Saved data entries
____

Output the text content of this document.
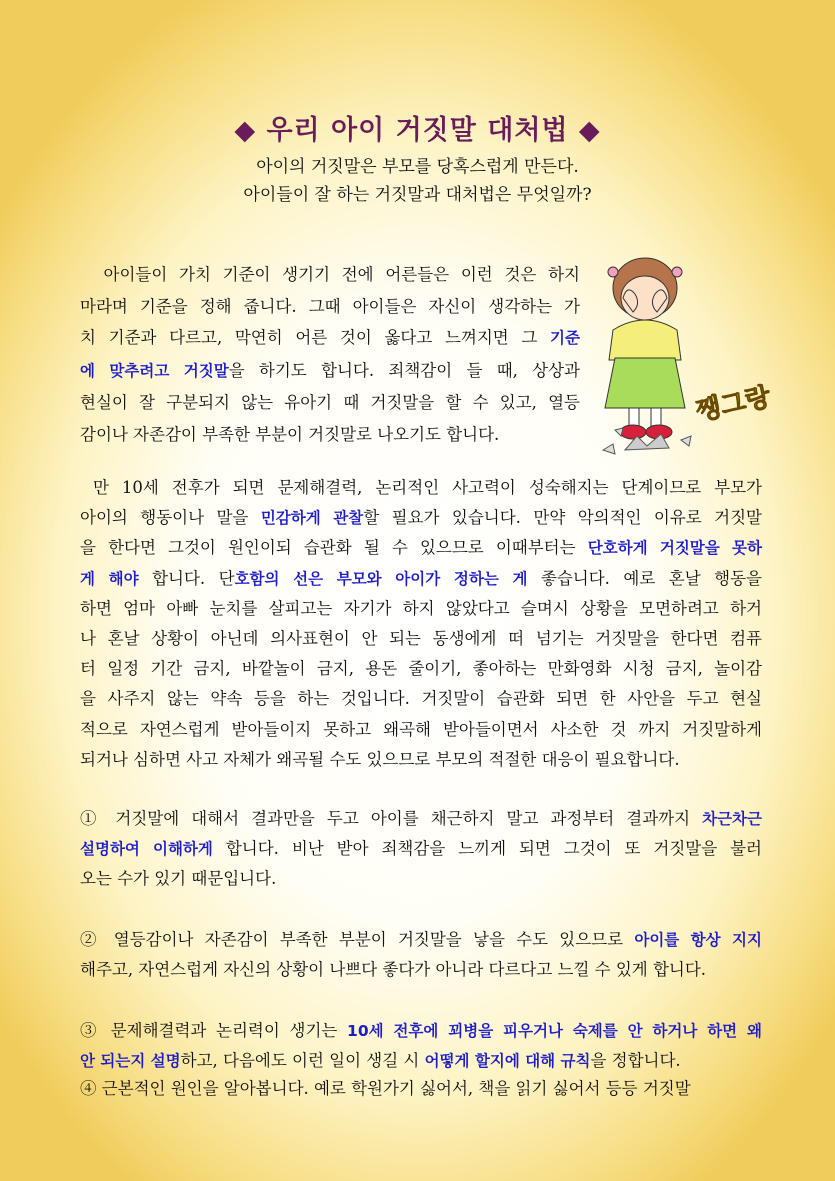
◆ 우리 아이 거짓말 대처법 ◆
아이의 거짓말은 부모를 당혹스럽게 만든다.
아이들이 잘 하는 거짓말과 대처법은 무엇일까?
아이들이 가치 기준이 생기기 전에 어른들은 이런 것은 하지
마라며 기준을 정해 줍니다. 그때 아이들은 자신이 생각하는 가
치 기준과 다르고, 막연히 어른 것이 옳다고 느껴지면 그 기준
에 맞추려고 거짓말을 하기도 합니다. 죄책감이 들 때, 상상과
현실이 잘 구분되지 않는 유아기 때 거짓말을 할 수 있고, 열등
감이나 자존감이 부족한 부분이 거짓말로 나오기도 합니다.
만 10세 전후가 되면 문제해결력, 논리적인 사고력이 성숙해지는 단계이므로 부모가
아이의 행동이나 말을 민감하게 관찰할 필요가 있습니다. 만약 악의적인 이유로 거짓말
을 한다면 그것이 원인이되 습관화 될 수 있으므로 이때부터는 단호하게 거짓말을 못하
게 해야 합니다. 단호함의 선은 부모와 아이가 정하는 게 좋습니다. 예로 혼날 행동을
하면 엄마 아빠 눈치를 살피고는 자기가 하지 않았다고 슬며시 상황을 모면하려고 하거
나 혼날 상황이 아닌데 의사표현이 안 되는 동생에게 떠 넘기는 거짓말을 한다면 컴퓨
터 일정 기간 금지, 바깥놀이 금지, 용돈 줄이기, 좋아하는 만화영화 시청 금지, 놀이감
을 사주지 않는 약속 등을 하는 것입니다. 거짓말이 습관화 되면 한 사안을 두고 현실
적으로 자연스럽게 받아들이지 못하고 왜곡해 받아들이면서 사소한 것 까지 거짓말하게
되거나 심하면 사고 자체가 왜곡될 수도 있으므로 부모의 적절한 대응이 필요합니다.
① 거짓말에 대해서 결과만을 두고 아이를 채근하지 말고 과정부터 결과까지 차근차근
설명하여 이해하게 합니다. 비난 받아 죄책감을 느끼게 되면 그것이 또 거짓말을 불러
오는 수가 있기 때문입니다.
② 열등감이나 자존감이 부족한 부분이 거짓말을 낳을 수도 있으므로 아이를 항상 지지
해주고, 자연스럽게 자신의 상황이 나쁘다 좋다가 아니라 다르다고 느낄 수 있게 합니다.
③ 문제해결력과 논리력이 생기는 10세 전후에 꾀병을 피우거나 숙제를 안 하거나 하면 왜
안 되는지 설명하고, 다음에도 이런 일이 생길 시 어떻게 할지에 대해 규칙을 정합니다.
④ 근본적인 원인을 알아봅니다. 예로 학원가기 싫어서, 책을 읽기 싫어서 등등 거짓말
쨍그랑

____

WRITTEN EXERCISE
All of the records above must be copied exactly, except for the pictures.

RESPONSE TO THIS TASK
Output the text content of this document.
◆ 우리 아이 거짓말 대처법 ◆
아이의 거짓말은 부모를 당혹스럽게 만든다.
아이들이 잘 하는 거짓말과 대처법은 무엇일까?
아이들이 가치 기준이 생기기 전에 어른들은 이런 것은 하지
마라며 기준을 정해 줍니다. 그때 아이들은 자신이 생각하는 가
치 기준과 다르고, 막연히 어른 것이 옳다고 느껴지면 그 기준
에 맞추려고 거짓말을 하기도 합니다. 죄책감이 들 때, 상상과
현실이 잘 구분되지 않는 유아기 때 거짓말을 할 수 있고, 열등
감이나 자존감이 부족한 부분이 거짓말로 나오기도 합니다.
만 10세 전후가 되면 문제해결력, 논리적인 사고력이 성숙해지는 단계이므로 부모가
아이의 행동이나 말을 민감하게 관찰할 필요가 있습니다. 만약 악의적인 이유로 거짓말
을 한다면 그것이 원인이되 습관화 될 수 있으므로 이때부터는 단호하게 거짓말을 못하
게 해야 합니다. 단호함의 선은 부모와 아이가 정하는 게 좋습니다. 예로 혼날 행동을
하면 엄마 아빠 눈치를 살피고는 자기가 하지 않았다고 슬며시 상황을 모면하려고 하거
나 혼날 상황이 아닌데 의사표현이 안 되는 동생에게 떠 넘기는 거짓말을 한다면 컴퓨
터 일정 기간 금지, 바깥놀이 금지, 용돈 줄이기, 좋아하는 만화영화 시청 금지, 놀이감
을 사주지 않는 약속 등을 하는 것입니다. 거짓말이 습관화 되면 한 사안을 두고 현실
적으로 자연스럽게 받아들이지 못하고 왜곡해 받아들이면서 사소한 것 까지 거짓말하게
되거나 심하면 사고 자체가 왜곡될 수도 있으므로 부모의 적절한 대응이 필요합니다.
① 거짓말에 대해서 결과만을 두고 아이를 채근하지 말고 과정부터 결과까지 차근차근
설명하여 이해하게 합니다. 비난 받아 죄책감을 느끼게 되면 그것이 또 거짓말을 불러
오는 수가 있기 때문입니다.
② 열등감이나 자존감이 부족한 부분이 거짓말을 낳을 수도 있으므로 아이를 항상 지지
해주고, 자연스럽게 자신의 상황이 나쁘다 좋다가 아니라 다르다고 느낄 수 있게 합니다.
③ 문제해결력과 논리력이 생기는 10세 전후에 꾀병을 피우거나 숙제를 안 하거나 하면 왜
안 되는지 설명하고, 다음에도 이런 일이 생길 시 어떻게 할지에 대해 규칙을 정합니다.
④ 근본적인 원인을 알아봅니다. 예로 학원가기 싫어서, 책을 읽기 싫어서 등등 거짓말
쨍그랑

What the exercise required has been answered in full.